# SHORT PROBLEM:
Pick out every line in the material below that contains the word "General" and copy each one.
--- begin ---
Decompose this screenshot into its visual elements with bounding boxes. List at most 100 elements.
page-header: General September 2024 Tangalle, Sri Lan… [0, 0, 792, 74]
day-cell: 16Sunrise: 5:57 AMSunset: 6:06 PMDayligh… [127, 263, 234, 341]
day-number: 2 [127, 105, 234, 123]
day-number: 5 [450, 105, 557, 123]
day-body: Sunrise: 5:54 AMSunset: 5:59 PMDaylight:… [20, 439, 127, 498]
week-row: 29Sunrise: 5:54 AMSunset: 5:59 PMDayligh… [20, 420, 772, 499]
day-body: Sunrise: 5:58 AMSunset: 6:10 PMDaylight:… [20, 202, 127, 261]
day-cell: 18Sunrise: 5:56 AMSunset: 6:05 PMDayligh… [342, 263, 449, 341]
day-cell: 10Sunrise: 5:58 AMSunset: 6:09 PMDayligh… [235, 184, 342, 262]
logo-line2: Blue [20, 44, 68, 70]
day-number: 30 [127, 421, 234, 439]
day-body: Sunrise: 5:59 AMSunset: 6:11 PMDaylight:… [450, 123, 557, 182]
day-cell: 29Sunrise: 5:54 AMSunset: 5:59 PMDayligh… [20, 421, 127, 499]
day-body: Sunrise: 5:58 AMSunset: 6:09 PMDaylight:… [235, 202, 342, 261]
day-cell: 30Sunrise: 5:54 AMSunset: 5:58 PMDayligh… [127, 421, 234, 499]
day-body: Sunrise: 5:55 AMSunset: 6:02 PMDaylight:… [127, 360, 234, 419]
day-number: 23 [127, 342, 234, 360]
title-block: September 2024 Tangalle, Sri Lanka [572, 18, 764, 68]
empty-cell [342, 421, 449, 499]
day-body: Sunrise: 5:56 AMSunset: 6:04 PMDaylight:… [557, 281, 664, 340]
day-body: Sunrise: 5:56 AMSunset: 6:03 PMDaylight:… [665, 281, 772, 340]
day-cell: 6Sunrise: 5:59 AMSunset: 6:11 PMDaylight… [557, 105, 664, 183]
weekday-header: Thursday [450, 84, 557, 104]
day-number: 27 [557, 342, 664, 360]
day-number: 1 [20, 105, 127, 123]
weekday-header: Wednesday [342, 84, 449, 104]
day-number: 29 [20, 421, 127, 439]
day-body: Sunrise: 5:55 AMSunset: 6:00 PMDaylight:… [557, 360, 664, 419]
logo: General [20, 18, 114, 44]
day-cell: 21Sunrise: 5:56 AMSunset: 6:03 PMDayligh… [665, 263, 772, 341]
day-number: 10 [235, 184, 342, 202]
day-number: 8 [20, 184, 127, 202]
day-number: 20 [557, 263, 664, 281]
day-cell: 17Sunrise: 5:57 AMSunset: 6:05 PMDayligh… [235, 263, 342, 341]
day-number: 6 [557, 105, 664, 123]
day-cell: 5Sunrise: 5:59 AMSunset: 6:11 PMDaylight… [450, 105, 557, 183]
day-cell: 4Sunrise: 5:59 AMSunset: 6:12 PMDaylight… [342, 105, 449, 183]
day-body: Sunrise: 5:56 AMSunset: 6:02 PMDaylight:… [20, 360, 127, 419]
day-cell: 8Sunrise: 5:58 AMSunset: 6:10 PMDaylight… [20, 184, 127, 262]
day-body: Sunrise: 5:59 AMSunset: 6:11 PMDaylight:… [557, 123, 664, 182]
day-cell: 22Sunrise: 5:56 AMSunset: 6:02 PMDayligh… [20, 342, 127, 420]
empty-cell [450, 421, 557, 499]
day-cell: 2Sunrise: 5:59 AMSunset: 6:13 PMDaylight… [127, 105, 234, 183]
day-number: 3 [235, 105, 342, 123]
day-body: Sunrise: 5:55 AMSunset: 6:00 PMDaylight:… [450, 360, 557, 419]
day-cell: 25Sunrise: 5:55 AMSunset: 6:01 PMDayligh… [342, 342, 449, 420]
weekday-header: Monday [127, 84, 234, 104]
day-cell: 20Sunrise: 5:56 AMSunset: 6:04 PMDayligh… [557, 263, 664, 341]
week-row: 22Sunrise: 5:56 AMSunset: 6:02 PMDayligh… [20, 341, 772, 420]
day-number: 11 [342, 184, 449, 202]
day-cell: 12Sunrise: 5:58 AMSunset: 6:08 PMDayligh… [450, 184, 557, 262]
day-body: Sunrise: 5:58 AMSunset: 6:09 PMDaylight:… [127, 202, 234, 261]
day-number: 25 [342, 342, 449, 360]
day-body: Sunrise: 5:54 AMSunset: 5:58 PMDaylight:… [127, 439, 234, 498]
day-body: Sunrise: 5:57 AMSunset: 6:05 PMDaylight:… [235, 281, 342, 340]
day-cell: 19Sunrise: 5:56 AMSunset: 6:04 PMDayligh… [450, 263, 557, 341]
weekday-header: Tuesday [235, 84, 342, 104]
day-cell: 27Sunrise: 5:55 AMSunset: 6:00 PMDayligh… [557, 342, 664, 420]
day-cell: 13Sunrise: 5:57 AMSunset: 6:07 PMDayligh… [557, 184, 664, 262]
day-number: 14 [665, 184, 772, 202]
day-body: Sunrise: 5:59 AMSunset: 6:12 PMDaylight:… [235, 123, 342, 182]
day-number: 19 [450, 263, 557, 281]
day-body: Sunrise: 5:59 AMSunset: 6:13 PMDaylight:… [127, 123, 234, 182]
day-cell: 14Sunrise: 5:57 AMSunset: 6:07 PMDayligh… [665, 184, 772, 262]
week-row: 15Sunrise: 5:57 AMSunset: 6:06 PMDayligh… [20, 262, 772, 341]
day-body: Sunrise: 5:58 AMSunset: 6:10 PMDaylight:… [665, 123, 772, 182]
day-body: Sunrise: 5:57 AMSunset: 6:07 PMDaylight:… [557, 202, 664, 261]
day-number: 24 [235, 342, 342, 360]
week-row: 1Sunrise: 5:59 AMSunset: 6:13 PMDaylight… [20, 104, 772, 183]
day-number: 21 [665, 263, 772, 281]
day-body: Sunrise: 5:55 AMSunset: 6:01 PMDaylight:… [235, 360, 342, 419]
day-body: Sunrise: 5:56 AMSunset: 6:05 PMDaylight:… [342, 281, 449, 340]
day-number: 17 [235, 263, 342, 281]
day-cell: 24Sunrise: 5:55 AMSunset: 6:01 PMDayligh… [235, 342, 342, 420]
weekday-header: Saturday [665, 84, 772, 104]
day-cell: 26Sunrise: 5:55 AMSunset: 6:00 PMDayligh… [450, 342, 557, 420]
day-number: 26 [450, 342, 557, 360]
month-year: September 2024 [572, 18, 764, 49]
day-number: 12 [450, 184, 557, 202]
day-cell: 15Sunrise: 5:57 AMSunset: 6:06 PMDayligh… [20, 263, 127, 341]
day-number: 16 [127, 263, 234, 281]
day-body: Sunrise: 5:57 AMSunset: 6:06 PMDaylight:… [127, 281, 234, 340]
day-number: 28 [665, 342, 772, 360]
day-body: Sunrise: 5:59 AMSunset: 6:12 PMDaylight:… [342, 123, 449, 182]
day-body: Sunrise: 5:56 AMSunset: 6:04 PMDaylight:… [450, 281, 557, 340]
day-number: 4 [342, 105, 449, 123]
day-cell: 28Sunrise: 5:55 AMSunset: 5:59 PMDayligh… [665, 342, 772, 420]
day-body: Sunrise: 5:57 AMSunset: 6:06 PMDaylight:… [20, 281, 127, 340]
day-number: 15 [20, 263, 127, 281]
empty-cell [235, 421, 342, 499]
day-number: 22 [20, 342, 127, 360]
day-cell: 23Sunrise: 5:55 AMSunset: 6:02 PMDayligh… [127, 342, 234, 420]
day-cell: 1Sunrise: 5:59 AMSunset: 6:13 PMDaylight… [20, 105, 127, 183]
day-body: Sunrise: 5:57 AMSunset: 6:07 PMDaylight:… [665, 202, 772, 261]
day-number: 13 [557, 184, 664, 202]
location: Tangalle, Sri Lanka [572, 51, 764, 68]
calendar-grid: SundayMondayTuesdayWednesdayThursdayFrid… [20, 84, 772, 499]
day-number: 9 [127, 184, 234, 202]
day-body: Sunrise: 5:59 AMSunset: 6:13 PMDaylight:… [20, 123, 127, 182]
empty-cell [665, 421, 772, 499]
--- end ---
# EXERCISE RESULT:
page-header: General September 2024 Tangalle, Sri Lan… [0, 0, 792, 74]
logo: General [20, 18, 114, 44]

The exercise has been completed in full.